**** EXERCISE MATERIALS

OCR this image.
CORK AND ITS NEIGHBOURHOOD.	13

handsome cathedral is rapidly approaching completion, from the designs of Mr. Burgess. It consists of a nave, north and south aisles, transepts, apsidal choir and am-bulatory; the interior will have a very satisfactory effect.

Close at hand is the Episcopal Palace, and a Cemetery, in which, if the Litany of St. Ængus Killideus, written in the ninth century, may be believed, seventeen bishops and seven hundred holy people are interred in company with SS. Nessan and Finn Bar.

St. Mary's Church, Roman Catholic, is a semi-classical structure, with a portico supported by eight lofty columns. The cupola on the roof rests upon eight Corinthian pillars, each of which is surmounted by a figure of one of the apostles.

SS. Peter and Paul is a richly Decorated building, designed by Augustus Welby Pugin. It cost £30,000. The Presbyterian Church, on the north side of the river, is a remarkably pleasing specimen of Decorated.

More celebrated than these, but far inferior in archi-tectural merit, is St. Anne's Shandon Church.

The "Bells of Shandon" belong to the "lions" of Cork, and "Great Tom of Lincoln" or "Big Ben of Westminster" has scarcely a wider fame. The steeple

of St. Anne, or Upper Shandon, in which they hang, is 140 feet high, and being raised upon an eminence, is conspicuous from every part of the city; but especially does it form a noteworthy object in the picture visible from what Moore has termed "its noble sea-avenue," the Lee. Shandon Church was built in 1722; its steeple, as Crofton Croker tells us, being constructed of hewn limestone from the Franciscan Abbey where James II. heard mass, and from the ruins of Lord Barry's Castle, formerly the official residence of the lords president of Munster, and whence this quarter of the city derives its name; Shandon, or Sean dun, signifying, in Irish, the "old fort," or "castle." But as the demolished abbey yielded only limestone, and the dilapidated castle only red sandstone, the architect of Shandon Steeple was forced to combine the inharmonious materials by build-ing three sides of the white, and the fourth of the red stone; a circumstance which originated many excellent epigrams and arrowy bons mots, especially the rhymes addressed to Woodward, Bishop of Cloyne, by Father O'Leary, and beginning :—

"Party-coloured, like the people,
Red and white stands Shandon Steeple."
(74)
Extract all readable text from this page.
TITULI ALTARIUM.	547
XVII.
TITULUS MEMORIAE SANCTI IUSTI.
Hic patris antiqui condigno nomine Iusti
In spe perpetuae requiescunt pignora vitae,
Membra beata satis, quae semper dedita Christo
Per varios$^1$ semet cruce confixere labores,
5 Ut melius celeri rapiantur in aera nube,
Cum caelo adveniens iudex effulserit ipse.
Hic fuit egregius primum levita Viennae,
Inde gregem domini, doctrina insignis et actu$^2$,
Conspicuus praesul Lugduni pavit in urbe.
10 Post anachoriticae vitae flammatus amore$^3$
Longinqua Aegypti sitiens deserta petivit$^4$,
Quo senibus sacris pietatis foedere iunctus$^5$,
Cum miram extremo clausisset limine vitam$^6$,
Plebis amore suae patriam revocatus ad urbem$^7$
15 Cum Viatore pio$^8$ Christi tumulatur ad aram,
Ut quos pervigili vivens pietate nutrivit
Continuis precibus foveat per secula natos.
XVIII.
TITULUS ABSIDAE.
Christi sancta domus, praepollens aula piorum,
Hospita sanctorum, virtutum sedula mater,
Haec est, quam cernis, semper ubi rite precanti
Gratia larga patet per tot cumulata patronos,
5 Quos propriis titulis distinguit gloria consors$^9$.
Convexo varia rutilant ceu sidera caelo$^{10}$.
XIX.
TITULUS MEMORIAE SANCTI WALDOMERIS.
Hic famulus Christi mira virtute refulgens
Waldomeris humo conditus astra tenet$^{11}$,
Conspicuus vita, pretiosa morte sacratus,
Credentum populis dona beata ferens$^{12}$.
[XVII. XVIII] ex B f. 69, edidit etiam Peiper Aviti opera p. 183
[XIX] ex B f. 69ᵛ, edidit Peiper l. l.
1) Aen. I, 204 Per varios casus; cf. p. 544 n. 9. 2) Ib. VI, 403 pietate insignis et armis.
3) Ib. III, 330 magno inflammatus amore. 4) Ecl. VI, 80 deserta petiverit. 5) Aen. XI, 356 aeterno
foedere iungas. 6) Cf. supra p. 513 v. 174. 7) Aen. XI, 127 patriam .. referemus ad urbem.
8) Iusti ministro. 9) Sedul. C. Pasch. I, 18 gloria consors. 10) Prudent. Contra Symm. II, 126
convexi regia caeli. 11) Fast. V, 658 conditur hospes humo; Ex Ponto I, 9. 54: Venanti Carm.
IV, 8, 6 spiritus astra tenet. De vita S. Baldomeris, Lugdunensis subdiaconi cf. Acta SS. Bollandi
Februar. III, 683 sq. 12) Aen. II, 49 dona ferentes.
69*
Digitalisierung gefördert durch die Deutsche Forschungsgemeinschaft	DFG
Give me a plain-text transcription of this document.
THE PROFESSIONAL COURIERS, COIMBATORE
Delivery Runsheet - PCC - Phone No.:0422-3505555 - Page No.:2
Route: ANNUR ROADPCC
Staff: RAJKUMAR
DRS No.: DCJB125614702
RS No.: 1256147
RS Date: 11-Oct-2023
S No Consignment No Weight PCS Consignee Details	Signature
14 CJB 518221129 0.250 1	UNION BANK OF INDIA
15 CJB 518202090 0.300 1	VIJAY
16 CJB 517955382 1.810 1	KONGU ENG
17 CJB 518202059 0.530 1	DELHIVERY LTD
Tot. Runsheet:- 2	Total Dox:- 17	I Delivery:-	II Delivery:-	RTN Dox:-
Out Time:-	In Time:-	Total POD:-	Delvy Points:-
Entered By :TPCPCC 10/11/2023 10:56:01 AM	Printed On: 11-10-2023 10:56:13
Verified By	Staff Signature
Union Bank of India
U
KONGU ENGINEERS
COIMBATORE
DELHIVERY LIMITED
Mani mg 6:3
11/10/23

********

Your answer should be a single number: the count of lines holding the word "Christi".

→ TASK ANSWER:
3